__Your instructions__.
Write out every entry exactly as it appears.

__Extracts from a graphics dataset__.
--------------------------------
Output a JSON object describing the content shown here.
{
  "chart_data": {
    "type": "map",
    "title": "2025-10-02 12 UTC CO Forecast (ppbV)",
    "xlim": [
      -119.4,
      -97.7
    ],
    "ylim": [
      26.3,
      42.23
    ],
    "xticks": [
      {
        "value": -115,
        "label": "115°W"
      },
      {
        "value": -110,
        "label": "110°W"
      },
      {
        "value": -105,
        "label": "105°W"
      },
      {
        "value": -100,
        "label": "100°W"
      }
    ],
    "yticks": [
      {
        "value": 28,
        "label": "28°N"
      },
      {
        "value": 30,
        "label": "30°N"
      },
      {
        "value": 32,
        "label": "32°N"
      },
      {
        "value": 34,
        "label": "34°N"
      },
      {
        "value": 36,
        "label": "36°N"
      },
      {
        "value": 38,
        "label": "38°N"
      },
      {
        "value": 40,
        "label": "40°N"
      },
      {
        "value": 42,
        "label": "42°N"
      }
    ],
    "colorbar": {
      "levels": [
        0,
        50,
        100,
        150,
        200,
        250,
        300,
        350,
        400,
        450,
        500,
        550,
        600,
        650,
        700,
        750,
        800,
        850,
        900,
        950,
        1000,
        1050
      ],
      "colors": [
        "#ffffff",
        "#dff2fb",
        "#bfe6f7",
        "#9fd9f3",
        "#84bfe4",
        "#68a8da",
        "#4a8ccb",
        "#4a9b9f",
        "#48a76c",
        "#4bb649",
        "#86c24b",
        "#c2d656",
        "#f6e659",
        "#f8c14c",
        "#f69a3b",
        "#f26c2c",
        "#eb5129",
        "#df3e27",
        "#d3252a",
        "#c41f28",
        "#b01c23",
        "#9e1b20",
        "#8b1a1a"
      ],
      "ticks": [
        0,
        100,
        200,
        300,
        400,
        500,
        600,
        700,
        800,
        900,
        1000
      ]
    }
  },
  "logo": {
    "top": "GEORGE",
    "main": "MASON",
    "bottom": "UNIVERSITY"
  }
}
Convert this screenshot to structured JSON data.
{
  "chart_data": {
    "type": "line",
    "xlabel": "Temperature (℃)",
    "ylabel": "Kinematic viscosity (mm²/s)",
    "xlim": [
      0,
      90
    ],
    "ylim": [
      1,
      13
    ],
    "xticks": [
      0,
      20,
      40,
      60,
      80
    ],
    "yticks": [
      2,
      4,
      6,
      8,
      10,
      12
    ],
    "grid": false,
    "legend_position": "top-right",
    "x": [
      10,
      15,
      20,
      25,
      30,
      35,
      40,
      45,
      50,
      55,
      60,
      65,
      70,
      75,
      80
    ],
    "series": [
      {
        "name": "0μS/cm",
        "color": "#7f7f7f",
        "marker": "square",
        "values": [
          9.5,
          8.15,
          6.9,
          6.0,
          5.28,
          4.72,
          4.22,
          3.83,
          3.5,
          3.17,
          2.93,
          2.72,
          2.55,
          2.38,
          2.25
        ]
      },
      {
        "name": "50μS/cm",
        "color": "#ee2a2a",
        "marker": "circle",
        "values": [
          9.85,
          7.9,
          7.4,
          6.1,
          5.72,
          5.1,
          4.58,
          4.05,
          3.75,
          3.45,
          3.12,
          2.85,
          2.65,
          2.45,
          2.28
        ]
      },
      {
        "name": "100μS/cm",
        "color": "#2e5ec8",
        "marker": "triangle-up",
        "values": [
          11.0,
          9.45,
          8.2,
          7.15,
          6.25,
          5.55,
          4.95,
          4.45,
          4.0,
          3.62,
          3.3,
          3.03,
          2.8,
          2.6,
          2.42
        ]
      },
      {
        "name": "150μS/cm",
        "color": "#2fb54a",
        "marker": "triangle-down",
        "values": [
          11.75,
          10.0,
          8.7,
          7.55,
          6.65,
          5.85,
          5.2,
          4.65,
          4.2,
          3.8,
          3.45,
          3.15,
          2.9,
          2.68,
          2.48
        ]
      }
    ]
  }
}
--------------------------------
__Solution to the problem__.
Output a JSON object describing the content shown here.
{
  "chart_data": {
    "type": "map",
    "title": "2025-10-02 12 UTC CO Forecast (ppbV)",
    "xlim": [
      -119.4,
      -97.7
    ],
    "ylim": [
      26.3,
      42.23
    ],
    "xticks": [
      {
        "value": -115,
        "label": "115°W"
      },
      {
        "value": -110,
        "label": "110°W"
      },
      {
        "value": -105,
        "label": "105°W"
      },
      {
        "value": -100,
        "label": "100°W"
      }
    ],
    "yticks": [
      {
        "value": 28,
        "label": "28°N"
      },
      {
        "value": 30,
        "label": "30°N"
      },
      {
        "value": 32,
        "label": "32°N"
      },
      {
        "value": 34,
        "label": "34°N"
      },
      {
        "value": 36,
        "label": "36°N"
      },
      {
        "value": 38,
        "label": "38°N"
      },
      {
        "value": 40,
        "label": "40°N"
      },
      {
        "value": 42,
        "label": "42°N"
      }
    ],
    "colorbar": {
      "levels": [
        0,
        50,
        100,
        150,
        200,
        250,
        300,
        350,
        400,
        450,
        500,
        550,
        600,
        650,
        700,
        750,
        800,
        850,
        900,
        950,
        1000,
        1050
      ],
      "colors": [
        "#ffffff",
        "#dff2fb",
        "#bfe6f7",
        "#9fd9f3",
        "#84bfe4",
        "#68a8da",
        "#4a8ccb",
        "#4a9b9f",
        "#48a76c",
        "#4bb649",
        "#86c24b",
        "#c2d656",
        "#f6e659",
        "#f8c14c",
        "#f69a3b",
        "#f26c2c",
        "#eb5129",
        "#df3e27",
        "#d3252a",
        "#c41f28",
        "#b01c23",
        "#9e1b20",
        "#8b1a1a"
      ],
      "ticks": [
        0,
        100,
        200,
        300,
        400,
        500,
        600,
        700,
        800,
        900,
        1000
      ]
    }
  },
  "logo": {
    "top": "GEORGE",
    "main": "MASON",
    "bottom": "UNIVERSITY"
  }
}
Convert this screenshot to structured JSON data.
{
  "chart_data": {
    "type": "line",
    "xlabel": "Temperature (℃)",
    "ylabel": "Kinematic viscosity (mm²/s)",
    "xlim": [
      0,
      90
    ],
    "ylim": [
      1,
      13
    ],
    "xticks": [
      0,
      20,
      40,
      60,
      80
    ],
    "yticks": [
      2,
      4,
      6,
      8,
      10,
      12
    ],
    "grid": false,
    "legend_position": "top-right",
    "x": [
      10,
      15,
      20,
      25,
      30,
      35,
      40,
      45,
      50,
      55,
      60,
      65,
      70,
      75,
      80
    ],
    "series": [
      {
        "name": "0μS/cm",
        "color": "#7f7f7f",
        "marker": "square",
        "values": [
          9.5,
          8.15,
          6.9,
          6.0,
          5.28,
          4.72,
          4.22,
          3.83,
          3.5,
          3.17,
          2.93,
          2.72,
          2.55,
          2.38,
          2.25
        ]
      },
      {
        "name": "50μS/cm",
        "color": "#ee2a2a",
        "marker": "circle",
        "values": [
          9.85,
          7.9,
          7.4,
          6.1,
          5.72,
          5.1,
          4.58,
          4.05,
          3.75,
          3.45,
          3.12,
          2.85,
          2.65,
          2.45,
          2.28
        ]
      },
      {
        "name": "100μS/cm",
        "color": "#2e5ec8",
        "marker": "triangle-up",
        "values": [
          11.0,
          9.45,
          8.2,
          7.15,
          6.25,
          5.55,
          4.95,
          4.45,
          4.0,
          3.62,
          3.3,
          3.03,
          2.8,
          2.6,
          2.42
        ]
      },
      {
        "name": "150μS/cm",
        "color": "#2fb54a",
        "marker": "triangle-down",
        "values": [
          11.75,
          10.0,
          8.7,
          7.55,
          6.65,
          5.85,
          5.2,
          4.65,
          4.2,
          3.8,
          3.45,
          3.15,
          2.9,
          2.68,
          2.48
        ]
      }
    ]
  }
}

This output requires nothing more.